— Start of Input rows —
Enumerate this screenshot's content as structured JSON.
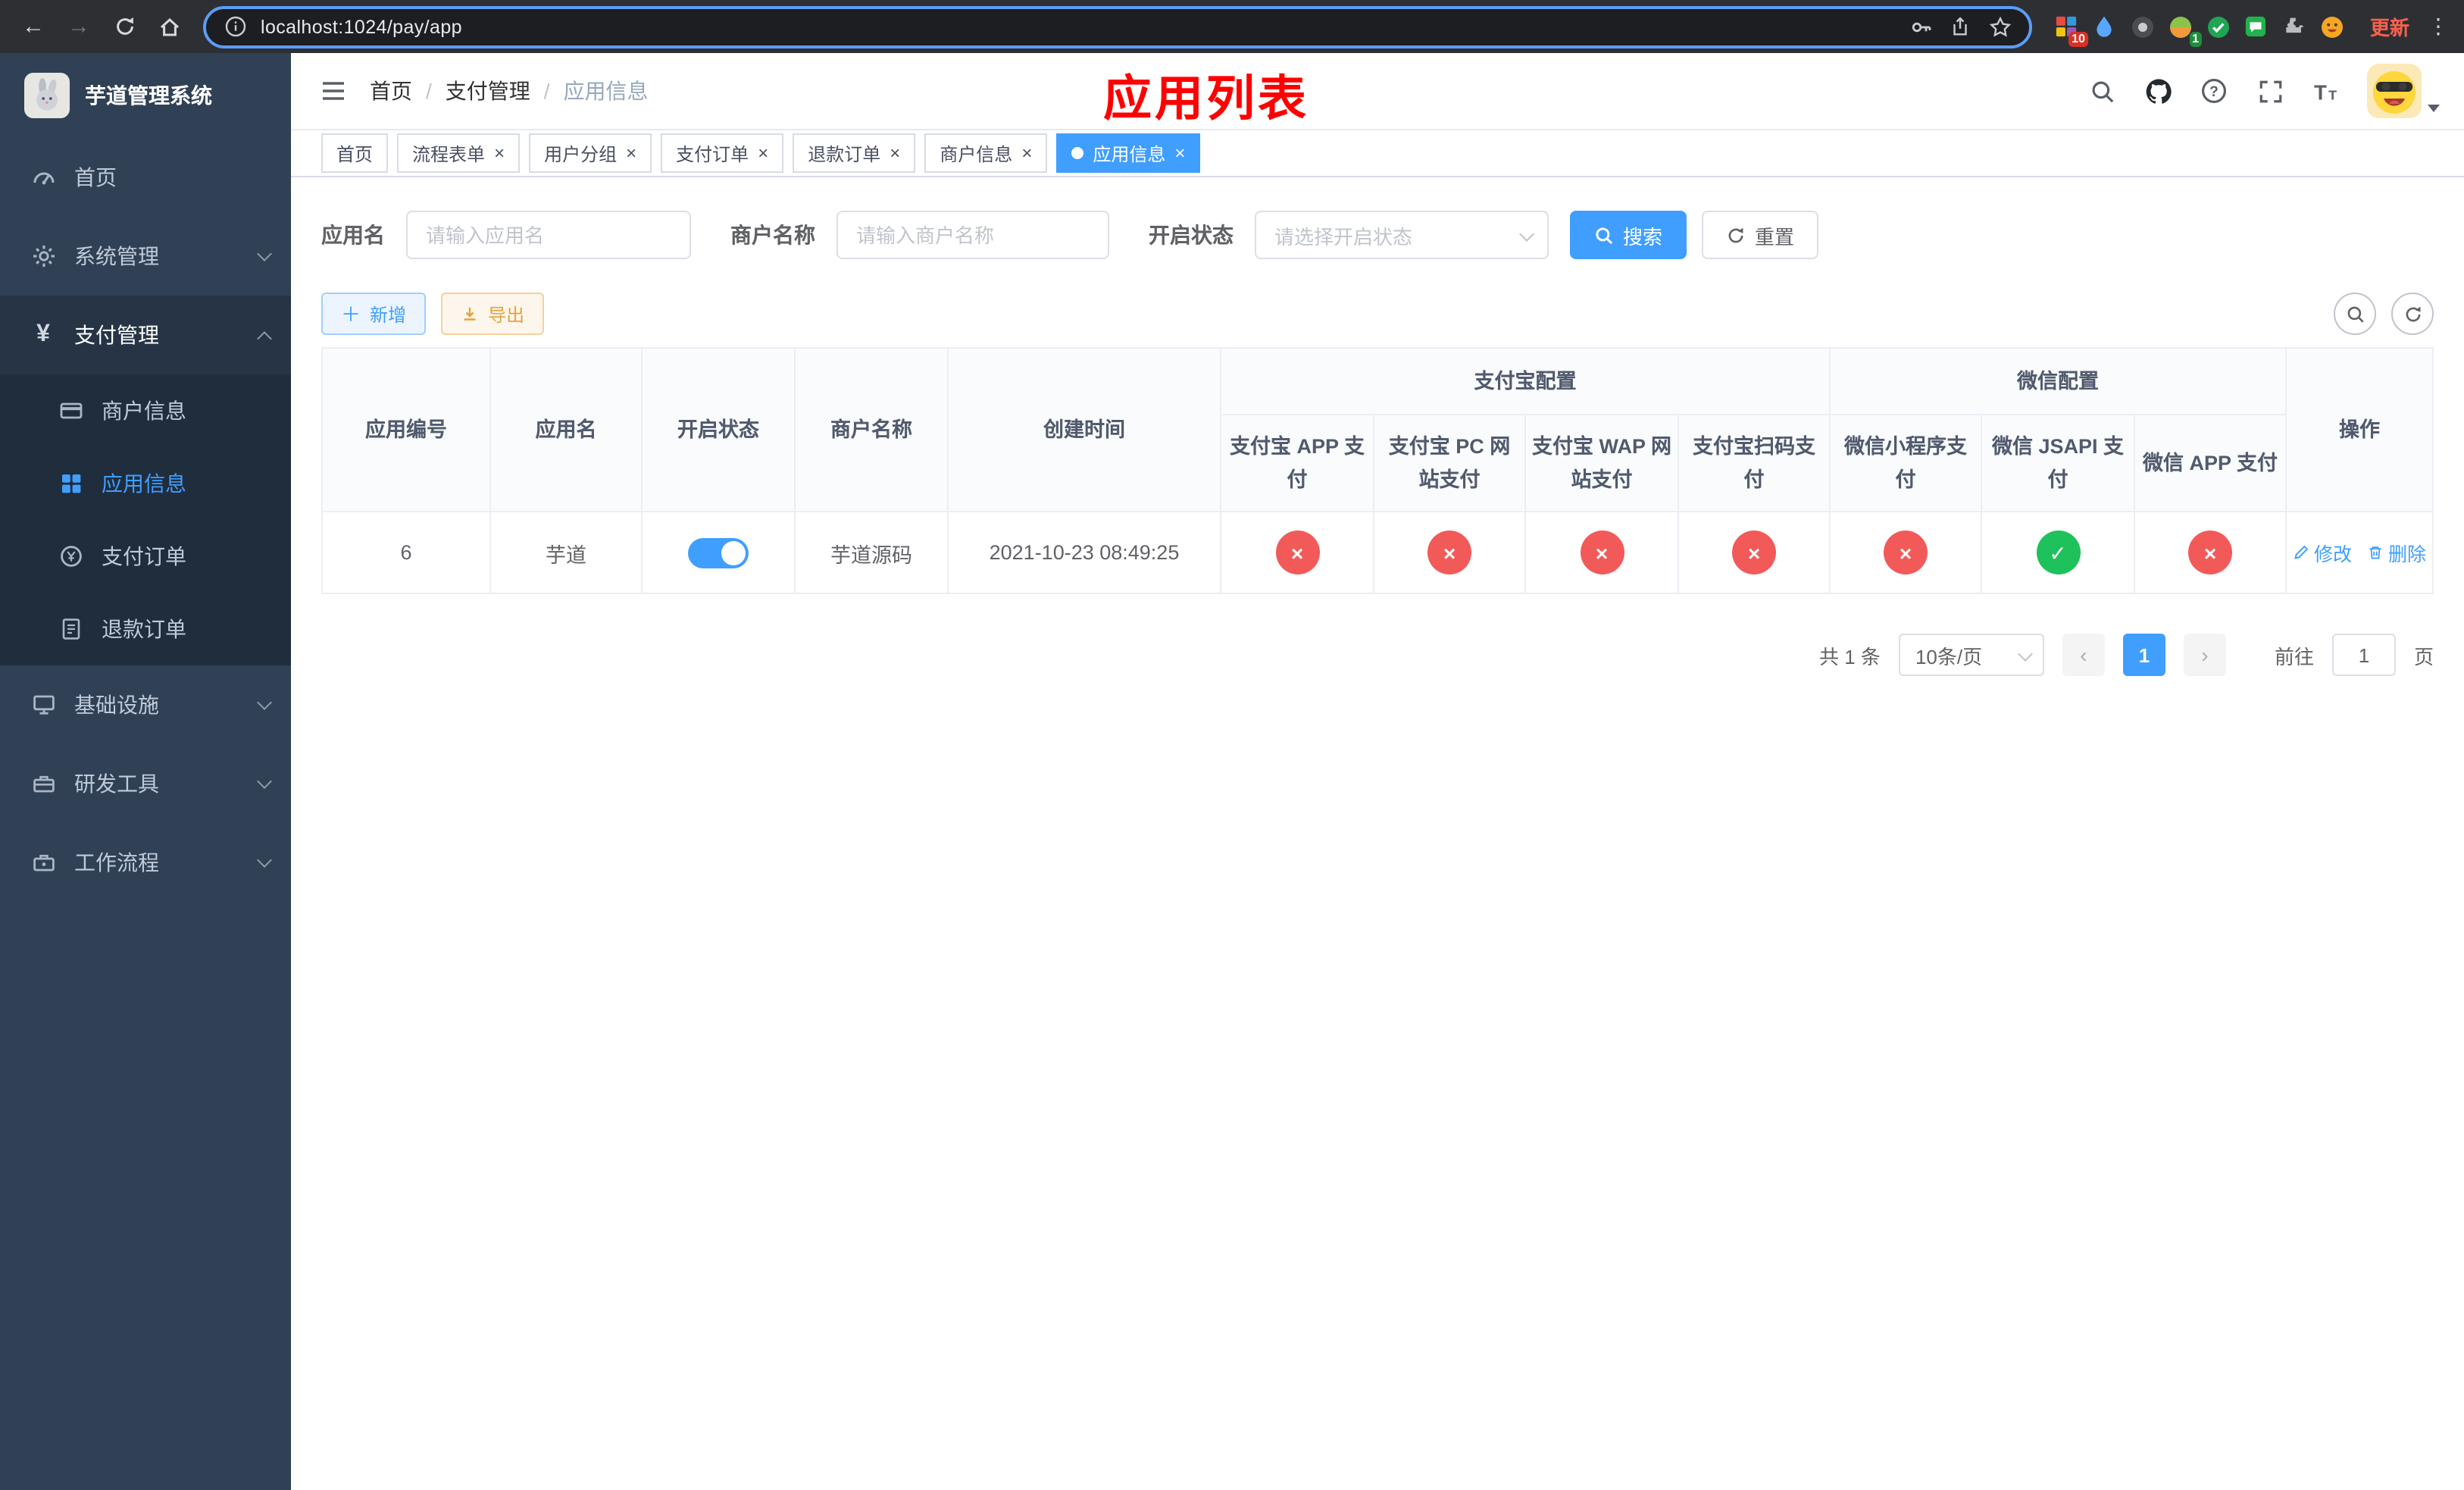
{
  "colors": {
    "primary": "#409eff",
    "danger": "#f25a5a",
    "success": "#1ec15b",
    "warning": "#e6a23c",
    "title_red": "#ff0000"
  },
  "browser": {
    "url": "localhost:1024/pay/app",
    "update_label": "更新",
    "grid_ext_badge": "10",
    "avatar_ext_badge": "1"
  },
  "sidebar": {
    "app_title": "芋道管理系统",
    "home": "首页",
    "system": "系统管理",
    "payment": "支付管理",
    "payment_children": {
      "merchant": "商户信息",
      "app": "应用信息",
      "order": "支付订单",
      "refund": "退款订单"
    },
    "infra": "基础设施",
    "devtools": "研发工具",
    "workflow": "工作流程"
  },
  "navbar": {
    "breadcrumb": [
      "首页",
      "支付管理",
      "应用信息"
    ]
  },
  "page_title": "应用列表",
  "tabs": [
    {
      "label": "首页"
    },
    {
      "label": "流程表单"
    },
    {
      "label": "用户分组"
    },
    {
      "label": "支付订单"
    },
    {
      "label": "退款订单"
    },
    {
      "label": "商户信息"
    },
    {
      "label": "应用信息"
    }
  ],
  "filters": {
    "app_name_label": "应用名",
    "app_name_placeholder": "请输入应用名",
    "merchant_label": "商户名称",
    "merchant_placeholder": "请输入商户名称",
    "status_label": "开启状态",
    "status_placeholder": "请选择开启状态",
    "search_label": "搜索",
    "reset_label": "重置"
  },
  "toolbar": {
    "add_label": "新增",
    "export_label": "导出"
  },
  "table": {
    "col_app_id": "应用编号",
    "col_app_name": "应用名",
    "col_status": "开启状态",
    "col_merchant": "商户名称",
    "col_created": "创建时间",
    "col_op": "操作",
    "group_alipay": "支付宝配置",
    "group_wechat": "微信配置",
    "alipay_cols": [
      "支付宝 APP 支付",
      "支付宝 PC 网站支付",
      "支付宝 WAP 网站支付",
      "支付宝扫码支付"
    ],
    "wechat_cols": [
      "微信小程序支付",
      "微信 JSAPI 支付",
      "微信 APP 支付"
    ],
    "rows": [
      {
        "app_id": "6",
        "app_name": "芋道",
        "enabled": true,
        "merchant": "芋道源码",
        "created": "2021-10-23 08:49:25",
        "pay_statuses": [
          "no",
          "no",
          "no",
          "no",
          "no",
          "yes",
          "no"
        ],
        "edit_label": "修改",
        "delete_label": "删除"
      }
    ]
  },
  "pagination": {
    "total": "共 1 条",
    "page_size": "10条/页",
    "page": "1",
    "goto": "前往",
    "goto_value": "1",
    "unit": "页"
  }
}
— End of Input rows —
Your instructions:
Go through the listing above and quote it exactly, apart from its images.

Task answer:
Enumerate this screenshot's content as structured JSON.
{
  "colors": {
    "primary": "#409eff",
    "danger": "#f25a5a",
    "success": "#1ec15b",
    "warning": "#e6a23c",
    "title_red": "#ff0000"
  },
  "browser": {
    "url": "localhost:1024/pay/app",
    "update_label": "更新",
    "grid_ext_badge": "10",
    "avatar_ext_badge": "1"
  },
  "sidebar": {
    "app_title": "芋道管理系统",
    "home": "首页",
    "system": "系统管理",
    "payment": "支付管理",
    "payment_children": {
      "merchant": "商户信息",
      "app": "应用信息",
      "order": "支付订单",
      "refund": "退款订单"
    },
    "infra": "基础设施",
    "devtools": "研发工具",
    "workflow": "工作流程"
  },
  "navbar": {
    "breadcrumb": [
      "首页",
      "支付管理",
      "应用信息"
    ]
  },
  "page_title": "应用列表",
  "tabs": [
    {
      "label": "首页"
    },
    {
      "label": "流程表单"
    },
    {
      "label": "用户分组"
    },
    {
      "label": "支付订单"
    },
    {
      "label": "退款订单"
    },
    {
      "label": "商户信息"
    },
    {
      "label": "应用信息"
    }
  ],
  "filters": {
    "app_name_label": "应用名",
    "app_name_placeholder": "请输入应用名",
    "merchant_label": "商户名称",
    "merchant_placeholder": "请输入商户名称",
    "status_label": "开启状态",
    "status_placeholder": "请选择开启状态",
    "search_label": "搜索",
    "reset_label": "重置"
  },
  "toolbar": {
    "add_label": "新增",
    "export_label": "导出"
  },
  "table": {
    "col_app_id": "应用编号",
    "col_app_name": "应用名",
    "col_status": "开启状态",
    "col_merchant": "商户名称",
    "col_created": "创建时间",
    "col_op": "操作",
    "group_alipay": "支付宝配置",
    "group_wechat": "微信配置",
    "alipay_cols": [
      "支付宝 APP 支付",
      "支付宝 PC 网站支付",
      "支付宝 WAP 网站支付",
      "支付宝扫码支付"
    ],
    "wechat_cols": [
      "微信小程序支付",
      "微信 JSAPI 支付",
      "微信 APP 支付"
    ],
    "rows": [
      {
        "app_id": "6",
        "app_name": "芋道",
        "enabled": true,
        "merchant": "芋道源码",
        "created": "2021-10-23 08:49:25",
        "pay_statuses": [
          "no",
          "no",
          "no",
          "no",
          "no",
          "yes",
          "no"
        ],
        "edit_label": "修改",
        "delete_label": "删除"
      }
    ]
  },
  "pagination": {
    "total": "共 1 条",
    "page_size": "10条/页",
    "page": "1",
    "goto": "前往",
    "goto_value": "1",
    "unit": "页"
  }
}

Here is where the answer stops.